## Problem to work on
Find every line containing the word "现浇栏板模板" in the records below; report only how many there are.

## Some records
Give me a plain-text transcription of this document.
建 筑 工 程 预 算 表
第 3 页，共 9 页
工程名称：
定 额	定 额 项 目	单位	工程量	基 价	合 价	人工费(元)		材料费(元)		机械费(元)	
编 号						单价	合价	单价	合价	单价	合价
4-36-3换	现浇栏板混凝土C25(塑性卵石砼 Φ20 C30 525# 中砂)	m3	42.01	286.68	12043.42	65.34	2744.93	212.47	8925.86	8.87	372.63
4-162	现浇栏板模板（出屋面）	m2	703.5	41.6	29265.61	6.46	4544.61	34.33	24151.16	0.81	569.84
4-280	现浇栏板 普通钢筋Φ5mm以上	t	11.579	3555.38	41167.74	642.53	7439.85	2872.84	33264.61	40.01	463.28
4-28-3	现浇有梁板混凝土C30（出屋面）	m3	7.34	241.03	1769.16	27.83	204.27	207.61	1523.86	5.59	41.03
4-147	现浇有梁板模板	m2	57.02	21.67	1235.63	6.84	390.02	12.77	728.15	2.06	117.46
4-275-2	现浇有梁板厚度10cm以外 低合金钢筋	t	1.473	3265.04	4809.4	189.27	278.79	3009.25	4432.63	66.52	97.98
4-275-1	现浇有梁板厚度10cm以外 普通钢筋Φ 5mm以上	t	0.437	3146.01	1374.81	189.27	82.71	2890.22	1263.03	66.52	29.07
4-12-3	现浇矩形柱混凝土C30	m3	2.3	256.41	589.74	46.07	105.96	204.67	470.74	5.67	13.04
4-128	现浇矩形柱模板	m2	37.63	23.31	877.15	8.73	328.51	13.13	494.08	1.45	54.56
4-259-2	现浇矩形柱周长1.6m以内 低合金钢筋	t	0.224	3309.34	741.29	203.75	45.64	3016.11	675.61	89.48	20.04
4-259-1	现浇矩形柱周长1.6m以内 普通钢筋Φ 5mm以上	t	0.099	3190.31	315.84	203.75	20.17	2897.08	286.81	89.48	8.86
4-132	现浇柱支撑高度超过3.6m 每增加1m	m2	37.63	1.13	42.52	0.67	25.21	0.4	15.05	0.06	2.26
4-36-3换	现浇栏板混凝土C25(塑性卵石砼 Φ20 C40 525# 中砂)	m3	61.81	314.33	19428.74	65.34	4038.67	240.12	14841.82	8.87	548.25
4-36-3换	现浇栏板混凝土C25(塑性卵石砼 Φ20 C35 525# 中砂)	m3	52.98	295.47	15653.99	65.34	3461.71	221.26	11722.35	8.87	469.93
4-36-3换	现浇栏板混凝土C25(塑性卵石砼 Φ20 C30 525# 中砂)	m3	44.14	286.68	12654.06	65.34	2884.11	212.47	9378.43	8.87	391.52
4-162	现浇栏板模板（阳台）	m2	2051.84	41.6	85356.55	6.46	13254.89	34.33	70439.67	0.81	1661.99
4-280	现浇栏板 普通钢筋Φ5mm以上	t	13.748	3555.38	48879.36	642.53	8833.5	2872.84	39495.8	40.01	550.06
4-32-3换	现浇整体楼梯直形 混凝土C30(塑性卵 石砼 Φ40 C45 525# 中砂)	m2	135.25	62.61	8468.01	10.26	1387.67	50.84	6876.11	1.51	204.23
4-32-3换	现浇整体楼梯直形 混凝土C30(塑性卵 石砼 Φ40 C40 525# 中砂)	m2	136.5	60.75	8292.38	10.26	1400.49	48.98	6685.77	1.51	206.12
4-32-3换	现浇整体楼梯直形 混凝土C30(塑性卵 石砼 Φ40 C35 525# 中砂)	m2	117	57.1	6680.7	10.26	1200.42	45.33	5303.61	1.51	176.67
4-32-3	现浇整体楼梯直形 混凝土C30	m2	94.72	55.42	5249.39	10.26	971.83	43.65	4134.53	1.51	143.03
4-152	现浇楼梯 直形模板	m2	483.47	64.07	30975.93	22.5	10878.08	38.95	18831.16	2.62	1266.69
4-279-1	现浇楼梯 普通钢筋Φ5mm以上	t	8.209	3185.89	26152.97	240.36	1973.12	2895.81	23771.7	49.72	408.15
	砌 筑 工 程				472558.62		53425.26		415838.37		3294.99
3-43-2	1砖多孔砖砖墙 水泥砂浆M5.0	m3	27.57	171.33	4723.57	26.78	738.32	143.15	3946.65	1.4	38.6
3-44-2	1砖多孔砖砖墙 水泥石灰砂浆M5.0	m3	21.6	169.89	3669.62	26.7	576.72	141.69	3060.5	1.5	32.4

## Response
2